- [Work required] Extract each line containing the string "Monitor".

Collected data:
------
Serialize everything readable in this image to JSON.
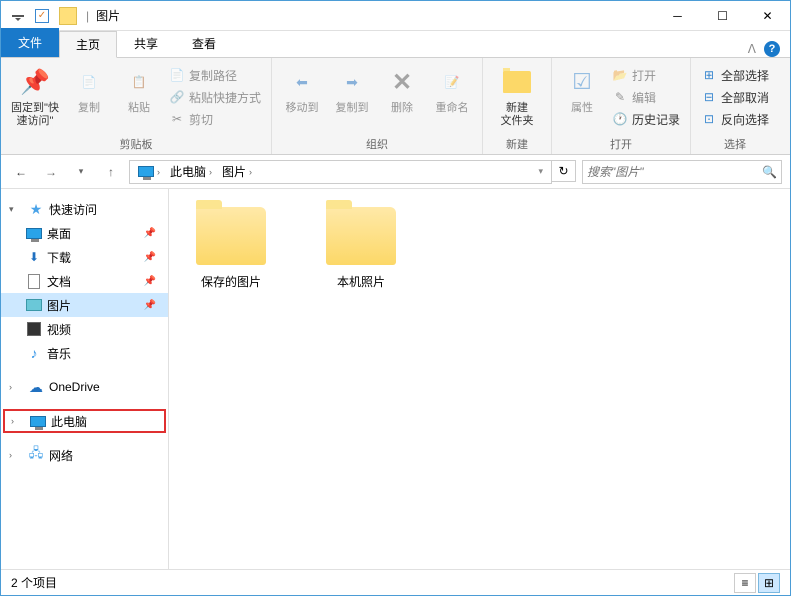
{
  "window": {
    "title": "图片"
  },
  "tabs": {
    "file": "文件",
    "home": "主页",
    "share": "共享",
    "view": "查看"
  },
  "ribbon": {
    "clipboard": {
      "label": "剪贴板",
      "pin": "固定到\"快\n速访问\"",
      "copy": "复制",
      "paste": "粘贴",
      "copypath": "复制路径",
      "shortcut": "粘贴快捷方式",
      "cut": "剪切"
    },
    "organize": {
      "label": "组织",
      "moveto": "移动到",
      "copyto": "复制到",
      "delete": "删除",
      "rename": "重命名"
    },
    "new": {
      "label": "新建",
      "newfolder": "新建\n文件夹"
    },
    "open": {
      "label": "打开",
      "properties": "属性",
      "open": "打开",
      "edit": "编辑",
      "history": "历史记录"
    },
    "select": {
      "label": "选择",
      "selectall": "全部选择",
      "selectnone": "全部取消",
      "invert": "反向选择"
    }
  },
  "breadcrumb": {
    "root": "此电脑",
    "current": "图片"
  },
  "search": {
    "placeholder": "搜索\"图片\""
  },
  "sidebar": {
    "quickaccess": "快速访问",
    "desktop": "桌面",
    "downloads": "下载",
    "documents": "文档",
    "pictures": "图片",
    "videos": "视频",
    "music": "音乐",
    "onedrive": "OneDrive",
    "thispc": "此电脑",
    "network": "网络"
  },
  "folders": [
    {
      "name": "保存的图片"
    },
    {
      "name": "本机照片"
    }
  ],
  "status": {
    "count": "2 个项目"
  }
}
------
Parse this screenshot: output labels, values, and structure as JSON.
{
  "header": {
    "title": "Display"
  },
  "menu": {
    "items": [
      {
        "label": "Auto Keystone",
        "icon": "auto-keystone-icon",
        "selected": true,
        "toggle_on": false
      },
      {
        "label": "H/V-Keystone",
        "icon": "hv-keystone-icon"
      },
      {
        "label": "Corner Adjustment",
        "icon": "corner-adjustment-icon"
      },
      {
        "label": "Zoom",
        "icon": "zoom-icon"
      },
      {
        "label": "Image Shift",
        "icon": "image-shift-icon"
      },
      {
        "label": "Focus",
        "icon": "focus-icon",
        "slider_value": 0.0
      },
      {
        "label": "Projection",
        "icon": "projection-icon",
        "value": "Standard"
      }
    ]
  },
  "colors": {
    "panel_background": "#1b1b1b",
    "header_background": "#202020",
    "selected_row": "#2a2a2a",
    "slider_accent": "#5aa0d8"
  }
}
------
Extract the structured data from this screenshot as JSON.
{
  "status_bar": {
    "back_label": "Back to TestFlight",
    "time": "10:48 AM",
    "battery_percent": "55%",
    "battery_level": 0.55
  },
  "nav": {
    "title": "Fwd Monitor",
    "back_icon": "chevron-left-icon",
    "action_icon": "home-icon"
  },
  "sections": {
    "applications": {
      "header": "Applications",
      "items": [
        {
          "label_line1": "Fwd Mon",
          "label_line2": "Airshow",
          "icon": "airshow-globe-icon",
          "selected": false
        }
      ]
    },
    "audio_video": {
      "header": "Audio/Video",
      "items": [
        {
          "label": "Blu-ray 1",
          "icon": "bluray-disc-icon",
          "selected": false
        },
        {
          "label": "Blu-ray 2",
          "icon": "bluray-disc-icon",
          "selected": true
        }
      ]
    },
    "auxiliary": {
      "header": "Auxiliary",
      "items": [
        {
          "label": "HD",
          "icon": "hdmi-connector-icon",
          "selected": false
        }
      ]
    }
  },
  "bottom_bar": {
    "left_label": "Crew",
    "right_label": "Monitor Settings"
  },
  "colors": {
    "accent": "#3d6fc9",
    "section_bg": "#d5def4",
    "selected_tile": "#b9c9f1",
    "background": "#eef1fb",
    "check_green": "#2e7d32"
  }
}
------
- [Result]
    "title": "Fwd Monitor",
    "right_label": "Monitor Settings"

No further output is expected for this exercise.